(Dataset rows about figures)
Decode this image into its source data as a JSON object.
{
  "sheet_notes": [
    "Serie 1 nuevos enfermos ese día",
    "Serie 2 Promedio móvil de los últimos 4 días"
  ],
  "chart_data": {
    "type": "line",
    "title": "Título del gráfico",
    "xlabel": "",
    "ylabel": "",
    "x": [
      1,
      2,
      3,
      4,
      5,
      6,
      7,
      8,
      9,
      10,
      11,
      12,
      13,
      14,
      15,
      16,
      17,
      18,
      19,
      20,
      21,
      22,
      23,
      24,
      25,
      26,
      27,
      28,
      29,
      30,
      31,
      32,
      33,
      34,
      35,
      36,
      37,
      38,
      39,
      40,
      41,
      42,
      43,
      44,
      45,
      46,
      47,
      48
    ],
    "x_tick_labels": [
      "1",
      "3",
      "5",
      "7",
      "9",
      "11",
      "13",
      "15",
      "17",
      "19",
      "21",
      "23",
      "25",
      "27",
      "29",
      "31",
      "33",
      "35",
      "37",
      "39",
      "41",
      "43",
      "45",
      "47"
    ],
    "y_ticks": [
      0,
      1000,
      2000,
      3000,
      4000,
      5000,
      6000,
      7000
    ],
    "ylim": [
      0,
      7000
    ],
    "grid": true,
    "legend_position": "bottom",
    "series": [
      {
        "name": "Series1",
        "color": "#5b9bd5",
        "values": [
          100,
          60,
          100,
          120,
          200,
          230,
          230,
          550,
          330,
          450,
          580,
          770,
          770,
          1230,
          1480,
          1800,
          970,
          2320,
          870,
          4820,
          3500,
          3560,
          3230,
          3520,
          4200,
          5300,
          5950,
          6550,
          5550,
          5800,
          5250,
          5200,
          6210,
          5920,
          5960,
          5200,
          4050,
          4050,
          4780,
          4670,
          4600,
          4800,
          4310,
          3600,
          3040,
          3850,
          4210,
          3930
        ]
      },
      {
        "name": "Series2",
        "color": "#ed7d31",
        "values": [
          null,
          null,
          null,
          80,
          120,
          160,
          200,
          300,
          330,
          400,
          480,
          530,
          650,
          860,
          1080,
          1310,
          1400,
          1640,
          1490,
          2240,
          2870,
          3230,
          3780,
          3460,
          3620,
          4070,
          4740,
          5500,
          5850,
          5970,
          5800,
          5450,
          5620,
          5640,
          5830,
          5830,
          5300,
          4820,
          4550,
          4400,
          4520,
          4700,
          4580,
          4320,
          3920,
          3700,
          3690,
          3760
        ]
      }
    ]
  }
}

** Exercise **
All of the entries above should be written out again exactly.

** Final result **
Decode this image into its source data as a JSON object.
{
  "sheet_notes": [
    "Serie 1 nuevos enfermos ese día",
    "Serie 2 Promedio móvil de los últimos 4 días"
  ],
  "chart_data": {
    "type": "line",
    "title": "Título del gráfico",
    "xlabel": "",
    "ylabel": "",
    "x": [
      1,
      2,
      3,
      4,
      5,
      6,
      7,
      8,
      9,
      10,
      11,
      12,
      13,
      14,
      15,
      16,
      17,
      18,
      19,
      20,
      21,
      22,
      23,
      24,
      25,
      26,
      27,
      28,
      29,
      30,
      31,
      32,
      33,
      34,
      35,
      36,
      37,
      38,
      39,
      40,
      41,
      42,
      43,
      44,
      45,
      46,
      47,
      48
    ],
    "x_tick_labels": [
      "1",
      "3",
      "5",
      "7",
      "9",
      "11",
      "13",
      "15",
      "17",
      "19",
      "21",
      "23",
      "25",
      "27",
      "29",
      "31",
      "33",
      "35",
      "37",
      "39",
      "41",
      "43",
      "45",
      "47"
    ],
    "y_ticks": [
      0,
      1000,
      2000,
      3000,
      4000,
      5000,
      6000,
      7000
    ],
    "ylim": [
      0,
      7000
    ],
    "grid": true,
    "legend_position": "bottom",
    "series": [
      {
        "name": "Series1",
        "color": "#5b9bd5",
        "values": [
          100,
          60,
          100,
          120,
          200,
          230,
          230,
          550,
          330,
          450,
          580,
          770,
          770,
          1230,
          1480,
          1800,
          970,
          2320,
          870,
          4820,
          3500,
          3560,
          3230,
          3520,
          4200,
          5300,
          5950,
          6550,
          5550,
          5800,
          5250,
          5200,
          6210,
          5920,
          5960,
          5200,
          4050,
          4050,
          4780,
          4670,
          4600,
          4800,
          4310,
          3600,
          3040,
          3850,
          4210,
          3930
        ]
      },
      {
        "name": "Series2",
        "color": "#ed7d31",
        "values": [
          null,
          null,
          null,
          80,
          120,
          160,
          200,
          300,
          330,
          400,
          480,
          530,
          650,
          860,
          1080,
          1310,
          1400,
          1640,
          1490,
          2240,
          2870,
          3230,
          3780,
          3460,
          3620,
          4070,
          4740,
          5500,
          5850,
          5970,
          5800,
          5450,
          5620,
          5640,
          5830,
          5830,
          5300,
          4820,
          4550,
          4400,
          4520,
          4700,
          4580,
          4320,
          3920,
          3700,
          3690,
          3760
        ]
      }
    ]
  }
}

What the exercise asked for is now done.